Dataset items
┄┄┄┄┄┄

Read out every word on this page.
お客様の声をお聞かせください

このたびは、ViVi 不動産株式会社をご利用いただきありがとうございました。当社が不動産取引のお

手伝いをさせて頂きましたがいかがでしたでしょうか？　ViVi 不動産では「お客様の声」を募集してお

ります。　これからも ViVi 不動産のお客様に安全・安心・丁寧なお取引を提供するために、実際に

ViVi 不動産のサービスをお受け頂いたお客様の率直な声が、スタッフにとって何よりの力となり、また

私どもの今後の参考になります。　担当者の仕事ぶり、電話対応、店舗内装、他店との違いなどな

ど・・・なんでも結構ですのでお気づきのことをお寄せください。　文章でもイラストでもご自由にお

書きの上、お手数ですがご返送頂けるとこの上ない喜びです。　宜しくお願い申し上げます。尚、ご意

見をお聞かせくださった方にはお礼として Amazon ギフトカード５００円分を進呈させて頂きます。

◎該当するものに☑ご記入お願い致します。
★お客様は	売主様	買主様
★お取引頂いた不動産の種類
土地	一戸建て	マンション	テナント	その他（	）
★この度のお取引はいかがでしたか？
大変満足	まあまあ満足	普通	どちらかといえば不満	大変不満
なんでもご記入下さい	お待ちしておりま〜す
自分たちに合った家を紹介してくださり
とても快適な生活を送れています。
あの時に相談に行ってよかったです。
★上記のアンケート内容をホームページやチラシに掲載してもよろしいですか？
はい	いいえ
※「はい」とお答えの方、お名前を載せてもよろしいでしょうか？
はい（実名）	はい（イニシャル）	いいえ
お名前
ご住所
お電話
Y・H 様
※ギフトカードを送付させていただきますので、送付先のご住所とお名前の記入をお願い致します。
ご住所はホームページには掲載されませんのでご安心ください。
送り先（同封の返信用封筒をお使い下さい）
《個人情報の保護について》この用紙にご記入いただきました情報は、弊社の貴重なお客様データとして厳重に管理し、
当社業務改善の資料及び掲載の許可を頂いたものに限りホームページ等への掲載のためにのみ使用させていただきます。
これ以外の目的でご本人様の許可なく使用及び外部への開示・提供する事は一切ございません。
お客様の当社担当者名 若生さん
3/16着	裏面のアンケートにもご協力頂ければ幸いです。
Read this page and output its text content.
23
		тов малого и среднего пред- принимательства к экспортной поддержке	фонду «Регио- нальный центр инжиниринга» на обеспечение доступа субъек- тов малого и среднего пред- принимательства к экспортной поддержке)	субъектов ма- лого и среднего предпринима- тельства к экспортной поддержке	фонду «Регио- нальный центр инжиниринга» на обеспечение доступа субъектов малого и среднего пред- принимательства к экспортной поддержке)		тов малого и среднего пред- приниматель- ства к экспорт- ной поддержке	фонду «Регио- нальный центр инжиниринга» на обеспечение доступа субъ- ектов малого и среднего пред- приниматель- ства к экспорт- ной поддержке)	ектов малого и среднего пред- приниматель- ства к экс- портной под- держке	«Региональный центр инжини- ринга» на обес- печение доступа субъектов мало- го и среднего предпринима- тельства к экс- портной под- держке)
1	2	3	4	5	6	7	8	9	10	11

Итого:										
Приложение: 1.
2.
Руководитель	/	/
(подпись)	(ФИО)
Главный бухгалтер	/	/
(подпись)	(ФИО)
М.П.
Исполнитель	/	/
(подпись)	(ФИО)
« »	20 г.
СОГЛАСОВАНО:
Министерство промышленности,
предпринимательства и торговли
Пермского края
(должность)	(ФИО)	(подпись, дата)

┄┄┄┄┄┄

> _The task_
Copy every line from the records above that contains the word "Read".

> _Response_
Read out every word on this page.
Read this page and output its text content.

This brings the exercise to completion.